- [TASK DIRECTIONS]: Find the number of lines below in which the word "NITTTR" appears, and write that number only.

- [DATASET CONTENT]:
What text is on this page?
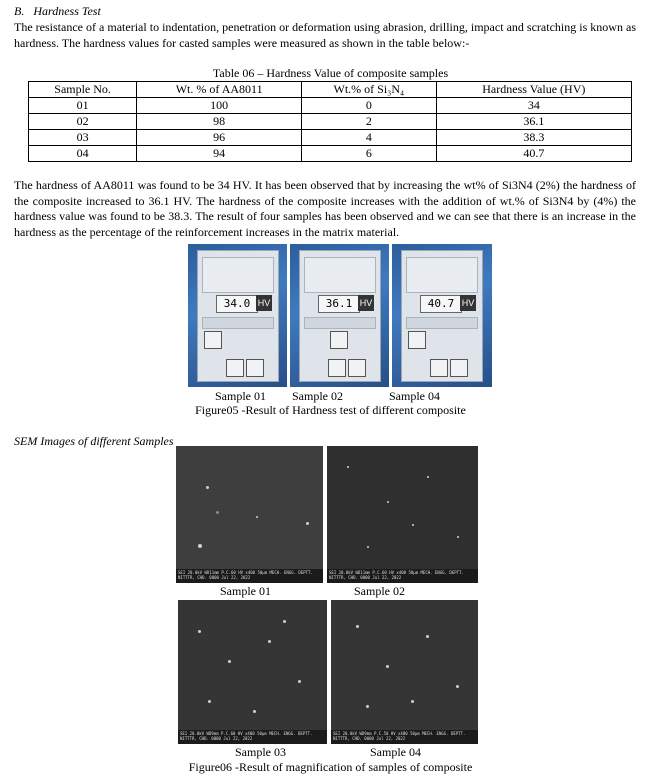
B. Hardness Test
The resistance of a material to indentation, penetration or deformation using abrasion, drilling, impact and scratching is known as hardness. The hardness values for casted samples were measured as shown in the table below:-
Table 06 – Hardness Value of composite samples
Sample No.	Wt. % of AA8011	Wt.% of Si₃N₄	Hardness Value (HV)
01	100	0	34
02	98	2	36.1
03	96	4	38.3
04	94	6	40.7
The hardness of AA8011 was found to be 34 HV. It has been observed that by increasing the wt% of Si3N4 (2%) the hardness of the composite increased to 36.1 HV. The hardness of the composite increases with the addition of wt.% of Si3N4 by (4%) the hardness value was found to be 38.3. The result of four samples has been observed and we can see that there is an increase in the hardness as the percentage of the reinforcement increases in the matrix material.
34.0 HV	36.1 HV	40.7 HV
Sample 01 Sample 02	Sample 04
Figure05 -Result of Hardness test of different composite
SEM Images of different Samples
SEI 20.0kV WD11mm P.C.60 HV x400 50μm MECH. ENGG. DEPTT. NITTTR, CHD. 0000 Jul 22, 2022
SEI 20.0kV WD11mm P.C.60 HV x400 50μm MECH. ENGG. DEPTT. NITTTR, CHD. 0000 Jul 22, 2022
SEI 20.0kV WD9mm P.C.60 HV x400 50μm MECH. ENGG. DEPTT. NITTTR, CHD. 0000 Jul 22, 2022
SEI 20.0kV WD9mm P.C.50 HV x400 50μm MECH. ENGG. DEPTT. NITTTR, CHD. 0000 Jul 22, 2022
Sample 01	Sample 02
Sample 03	Sample 04
Figure06 -Result of magnification of samples of composite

- [REPLY TO THE EXERCISE]: 4